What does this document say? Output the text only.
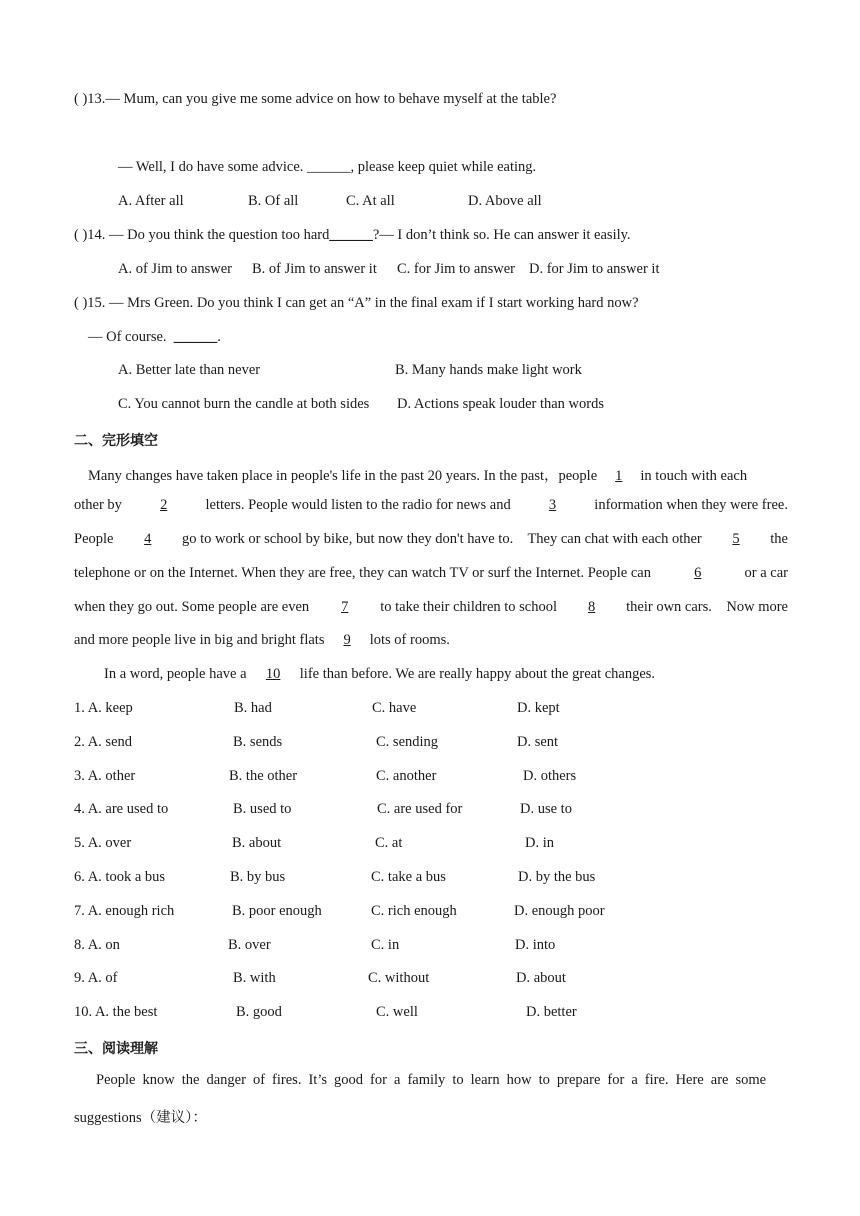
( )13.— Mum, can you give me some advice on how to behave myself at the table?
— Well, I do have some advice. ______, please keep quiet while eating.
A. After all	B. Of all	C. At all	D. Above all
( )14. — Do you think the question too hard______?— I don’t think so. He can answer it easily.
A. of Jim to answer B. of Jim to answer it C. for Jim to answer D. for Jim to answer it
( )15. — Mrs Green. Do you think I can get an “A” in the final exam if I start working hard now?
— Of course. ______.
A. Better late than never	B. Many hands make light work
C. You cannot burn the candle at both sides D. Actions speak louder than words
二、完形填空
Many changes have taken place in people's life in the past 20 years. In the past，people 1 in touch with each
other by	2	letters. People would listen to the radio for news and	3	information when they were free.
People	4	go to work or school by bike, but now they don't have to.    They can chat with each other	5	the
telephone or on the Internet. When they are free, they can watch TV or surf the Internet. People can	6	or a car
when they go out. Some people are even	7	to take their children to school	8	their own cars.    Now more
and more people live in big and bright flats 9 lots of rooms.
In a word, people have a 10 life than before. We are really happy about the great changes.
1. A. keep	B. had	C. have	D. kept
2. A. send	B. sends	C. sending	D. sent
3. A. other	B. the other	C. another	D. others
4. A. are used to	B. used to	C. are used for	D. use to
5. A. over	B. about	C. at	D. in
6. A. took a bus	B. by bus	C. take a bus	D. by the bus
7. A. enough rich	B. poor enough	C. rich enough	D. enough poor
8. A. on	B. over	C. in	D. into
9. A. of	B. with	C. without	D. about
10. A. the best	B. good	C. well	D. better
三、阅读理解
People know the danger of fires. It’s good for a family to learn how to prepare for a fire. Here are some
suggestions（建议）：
****************
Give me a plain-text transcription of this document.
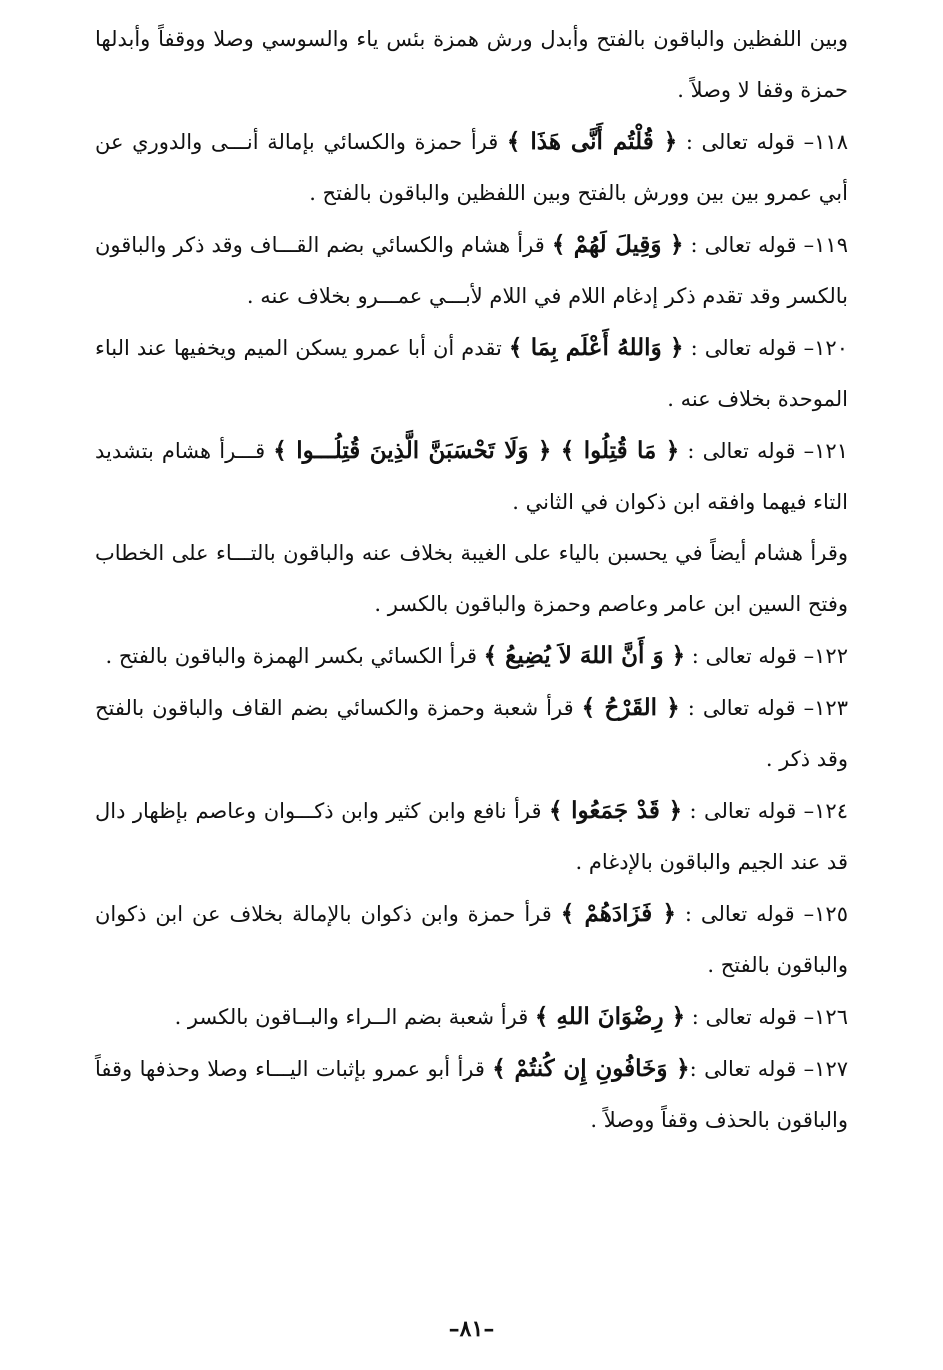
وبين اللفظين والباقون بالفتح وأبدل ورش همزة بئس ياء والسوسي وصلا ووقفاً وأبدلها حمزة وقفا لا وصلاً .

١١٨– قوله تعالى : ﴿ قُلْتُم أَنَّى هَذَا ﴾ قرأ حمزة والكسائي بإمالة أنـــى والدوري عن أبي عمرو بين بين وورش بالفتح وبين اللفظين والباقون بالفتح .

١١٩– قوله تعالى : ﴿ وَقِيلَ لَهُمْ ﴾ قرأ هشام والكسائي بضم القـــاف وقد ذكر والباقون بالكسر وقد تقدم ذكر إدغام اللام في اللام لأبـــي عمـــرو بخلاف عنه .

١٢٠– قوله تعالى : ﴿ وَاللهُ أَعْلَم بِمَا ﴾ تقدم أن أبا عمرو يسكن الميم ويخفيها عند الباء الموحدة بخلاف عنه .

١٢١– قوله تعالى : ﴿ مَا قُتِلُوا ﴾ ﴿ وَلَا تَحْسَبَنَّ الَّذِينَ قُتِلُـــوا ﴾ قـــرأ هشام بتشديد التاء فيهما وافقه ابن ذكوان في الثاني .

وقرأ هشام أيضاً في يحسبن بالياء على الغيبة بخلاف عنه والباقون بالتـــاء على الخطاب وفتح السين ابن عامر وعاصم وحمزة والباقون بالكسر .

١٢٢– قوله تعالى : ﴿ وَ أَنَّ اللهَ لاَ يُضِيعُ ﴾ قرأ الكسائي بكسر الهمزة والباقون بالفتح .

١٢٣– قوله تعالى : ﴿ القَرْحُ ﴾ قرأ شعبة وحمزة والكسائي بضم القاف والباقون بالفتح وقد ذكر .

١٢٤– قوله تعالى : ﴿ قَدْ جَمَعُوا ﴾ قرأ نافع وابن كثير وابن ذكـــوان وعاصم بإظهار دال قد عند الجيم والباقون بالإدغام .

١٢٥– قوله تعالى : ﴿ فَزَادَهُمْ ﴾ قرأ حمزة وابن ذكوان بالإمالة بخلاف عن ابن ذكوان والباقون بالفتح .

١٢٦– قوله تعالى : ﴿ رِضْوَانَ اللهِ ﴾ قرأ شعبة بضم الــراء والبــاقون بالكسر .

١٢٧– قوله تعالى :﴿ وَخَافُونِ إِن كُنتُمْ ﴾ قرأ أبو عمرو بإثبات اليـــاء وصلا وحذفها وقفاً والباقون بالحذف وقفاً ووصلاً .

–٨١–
****************
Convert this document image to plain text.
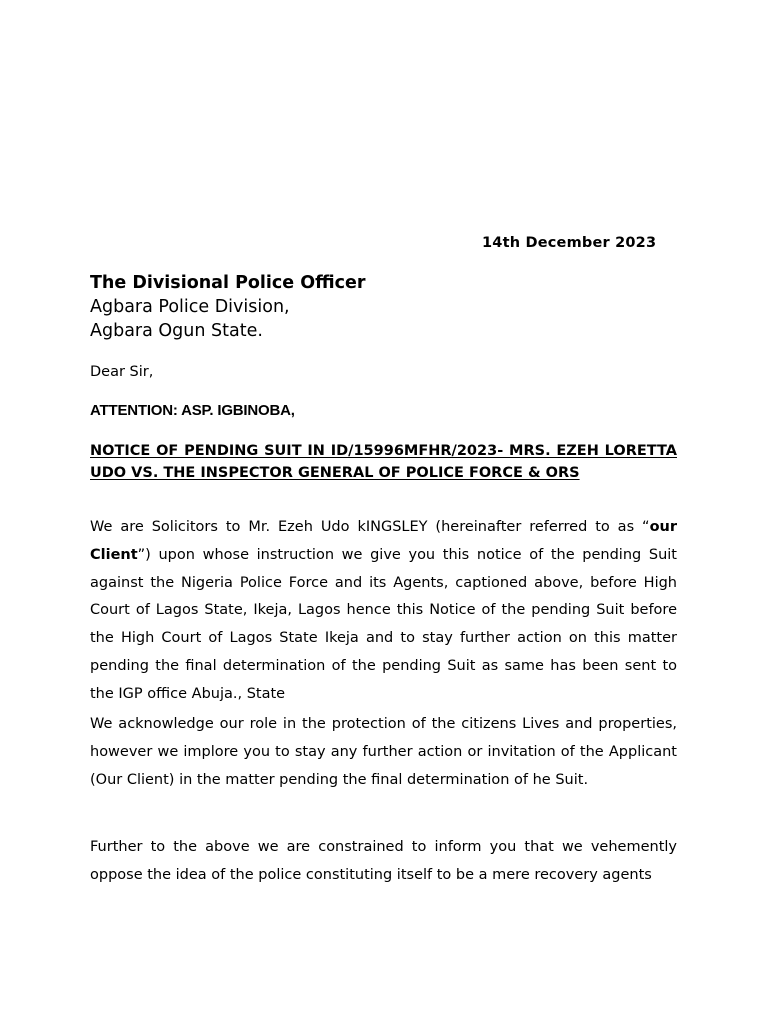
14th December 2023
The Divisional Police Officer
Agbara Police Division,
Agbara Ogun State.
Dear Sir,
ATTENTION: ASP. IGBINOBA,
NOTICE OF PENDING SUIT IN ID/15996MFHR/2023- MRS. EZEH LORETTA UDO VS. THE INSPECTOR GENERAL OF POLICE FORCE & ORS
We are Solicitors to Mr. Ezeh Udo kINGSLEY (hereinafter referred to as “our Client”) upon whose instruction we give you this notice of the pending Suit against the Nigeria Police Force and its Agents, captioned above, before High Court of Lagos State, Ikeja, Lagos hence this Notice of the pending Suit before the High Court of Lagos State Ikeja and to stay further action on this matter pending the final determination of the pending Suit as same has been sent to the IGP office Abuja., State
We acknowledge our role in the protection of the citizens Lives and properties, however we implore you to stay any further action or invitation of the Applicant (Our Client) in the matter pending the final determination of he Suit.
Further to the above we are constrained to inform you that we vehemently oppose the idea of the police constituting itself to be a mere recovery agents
****************
Exercise objective
State how many lines of the records above contain the word "تقدم", giving only that number.

Output below
2